**Direction**
Copy the records below exactly, leaving out any pictures.

**The records**
------------------------------------------------

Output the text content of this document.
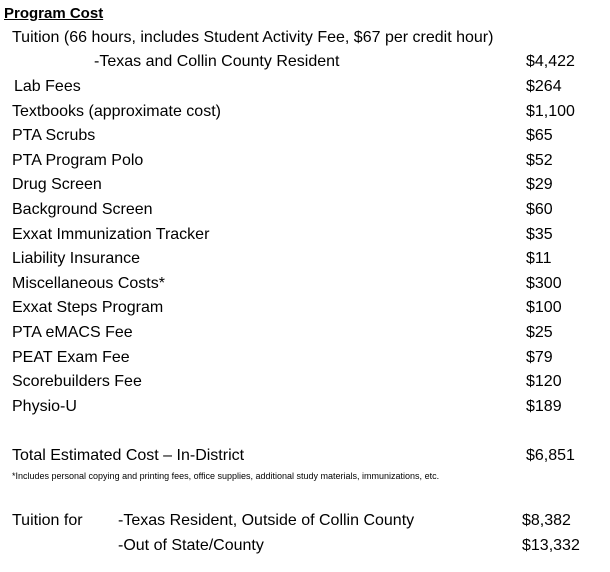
Program Cost
Tuition (66 hours, includes Student Activity Fee, $67 per credit hour)
-Texas and Collin County Resident	$4,422
Lab Fees	$264
Textbooks (approximate cost)	$1,100
PTA Scrubs	$65
PTA Program Polo	$52
Drug Screen	$29
Background Screen	$60
Exxat Immunization Tracker	$35
Liability Insurance	$11
Miscellaneous Costs*	$300
Exxat Steps Program	$100
PTA eMACS Fee	$25
PEAT Exam Fee	$79
Scorebuilders Fee	$120
Physio-U	$189
Total Estimated Cost – In-District	$6,851
*Includes personal copying and printing fees, office supplies, additional study materials, immunizations, etc.
Tuition for -Texas Resident, Outside of Collin County	$8,382
-Out of State/County	$13,332
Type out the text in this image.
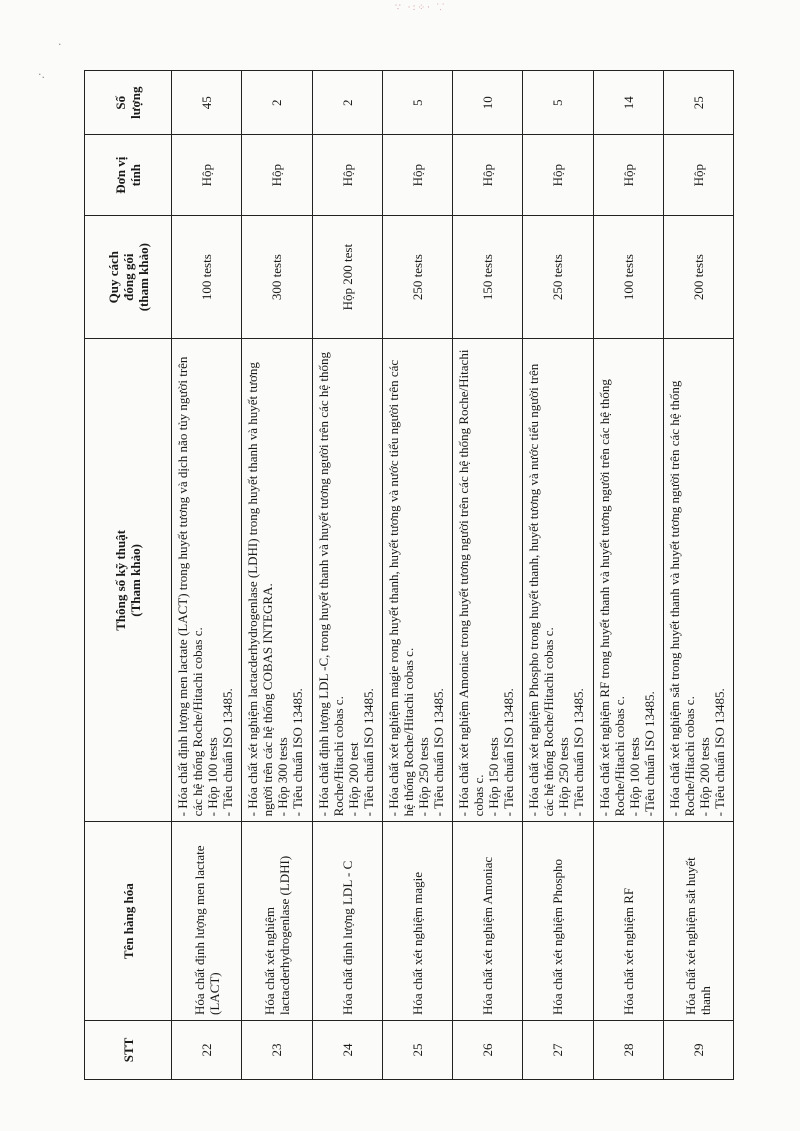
∵ ·:⁘· ⸪
·
·.
STT	Tên hàng hóa	Thông số kỹ thuật (Tham khảo)	Quy cách đóng gói (tham khảo)	Đơn vị tính	Số lượng

22	Hóa chất định lượng men lactate (LACT)	- Hóa chất định lượng men lactate (LACT) trong huyết tương và dịch não tủy người trên các hệ thống Roche/Hitachi cobas c. - Hộp 100 tests - Tiêu chuẩn ISO 13485.	100 tests	Hộp	45
23	Hóa chất xét nghiệm lactacderhydrogenlase (LDHI)	- Hóa chất xét nghiệm lactacderhydrogenlase (LDHI) trong huyết thanh và huyết tương người trên các hệ thống COBAS INTEGRA. - Hộp 300 tests - Tiêu chuẩn ISO 13485.	300 tests	Hộp	2
24	Hóa chất định lượng LDL - C	- Hóa chất định lượng LDL -C, trong huyết thanh và huyết tương người trên các hệ thống Roche/Hitachi cobas c. - Hộp 200 test - Tiêu chuẩn ISO 13485.	Hộp 200 test	Hộp	2
25	Hóa chất xét nghiệm magie	- Hóa chất xét nghiệm magie rong huyết thanh, huyết tương và nước tiểu người trên các hệ thống Roche/Hitachi cobas c. - Hộp 250 tests - Tiêu chuẩn ISO 13485.	250 tests	Hộp	5
26	Hóa chất xét nghiệm Amoniac	- Hóa chất xét nghiệm Amoniac trong huyết tương người trên các hệ thống Roche/Hitachi cobas c. - Hộp 150 tests - Tiêu chuẩn ISO 13485.	150 tests	Hộp	10
27	Hóa chất xét nghiệm Phospho	- Hóa chất xét nghiệm Phospho trong huyết thanh, huyết tương và nước tiểu người trên các hệ thống Roche/Hitachi cobas c. - Hộp 250 tests - Tiêu chuẩn ISO 13485.	250 tests	Hộp	5
28	Hóa chất xét nghiệm RF	- Hóa chất xét nghiệm RF trong huyết thanh và huyết tương người trên các hệ thống Roche/Hitachi cobas c. - Hộp 100 tests -Tiêu chuẩn ISO 13485.	100 tests	Hộp	14
29	Hóa chất xét nghiệm sắt huyết thanh	- Hóa chất xét nghiệm sắt trong huyết thanh và huyết tương người trên các hệ thống Roche/Hitachi cobas c. - Hộp 200 tests - Tiêu chuẩn ISO 13485.	200 tests	Hộp	25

------------------------------------------------

**Complete response**
Output the text content of this document.
Program Cost
Tuition (66 hours, includes Student Activity Fee, $67 per credit hour)
-Texas and Collin County Resident	$4,422
Lab Fees	$264
Textbooks (approximate cost)	$1,100
PTA Scrubs	$65
PTA Program Polo	$52
Drug Screen	$29
Background Screen	$60
Exxat Immunization Tracker	$35
Liability Insurance	$11
Miscellaneous Costs*	$300
Exxat Steps Program	$100
PTA eMACS Fee	$25
PEAT Exam Fee	$79
Scorebuilders Fee	$120
Physio-U	$189
Total Estimated Cost – In-District	$6,851
*Includes personal copying and printing fees, office supplies, additional study materials, immunizations, etc.
Tuition for -Texas Resident, Outside of Collin County	$8,382
-Out of State/County	$13,332
Type out the text in this image.
∵ ·:⁘· ⸪
·
·.
STT	Tên hàng hóa	Thông số kỹ thuật (Tham khảo)	Quy cách đóng gói (tham khảo)	Đơn vị tính	Số lượng

22	Hóa chất định lượng men lactate (LACT)	- Hóa chất định lượng men lactate (LACT) trong huyết tương và dịch não tủy người trên các hệ thống Roche/Hitachi cobas c. - Hộp 100 tests - Tiêu chuẩn ISO 13485.	100 tests	Hộp	45
23	Hóa chất xét nghiệm lactacderhydrogenlase (LDHI)	- Hóa chất xét nghiệm lactacderhydrogenlase (LDHI) trong huyết thanh và huyết tương người trên các hệ thống COBAS INTEGRA. - Hộp 300 tests - Tiêu chuẩn ISO 13485.	300 tests	Hộp	2
24	Hóa chất định lượng LDL - C	- Hóa chất định lượng LDL -C, trong huyết thanh và huyết tương người trên các hệ thống Roche/Hitachi cobas c. - Hộp 200 test - Tiêu chuẩn ISO 13485.	Hộp 200 test	Hộp	2
25	Hóa chất xét nghiệm magie	- Hóa chất xét nghiệm magie rong huyết thanh, huyết tương và nước tiểu người trên các hệ thống Roche/Hitachi cobas c. - Hộp 250 tests - Tiêu chuẩn ISO 13485.	250 tests	Hộp	5
26	Hóa chất xét nghiệm Amoniac	- Hóa chất xét nghiệm Amoniac trong huyết tương người trên các hệ thống Roche/Hitachi cobas c. - Hộp 150 tests - Tiêu chuẩn ISO 13485.	150 tests	Hộp	10
27	Hóa chất xét nghiệm Phospho	- Hóa chất xét nghiệm Phospho trong huyết thanh, huyết tương và nước tiểu người trên các hệ thống Roche/Hitachi cobas c. - Hộp 250 tests - Tiêu chuẩn ISO 13485.	250 tests	Hộp	5
28	Hóa chất xét nghiệm RF	- Hóa chất xét nghiệm RF trong huyết thanh và huyết tương người trên các hệ thống Roche/Hitachi cobas c. - Hộp 100 tests -Tiêu chuẩn ISO 13485.	100 tests	Hộp	14
29	Hóa chất xét nghiệm sắt huyết thanh	- Hóa chất xét nghiệm sắt trong huyết thanh và huyết tương người trên các hệ thống Roche/Hitachi cobas c. - Hộp 200 tests - Tiêu chuẩn ISO 13485.	200 tests	Hộp	25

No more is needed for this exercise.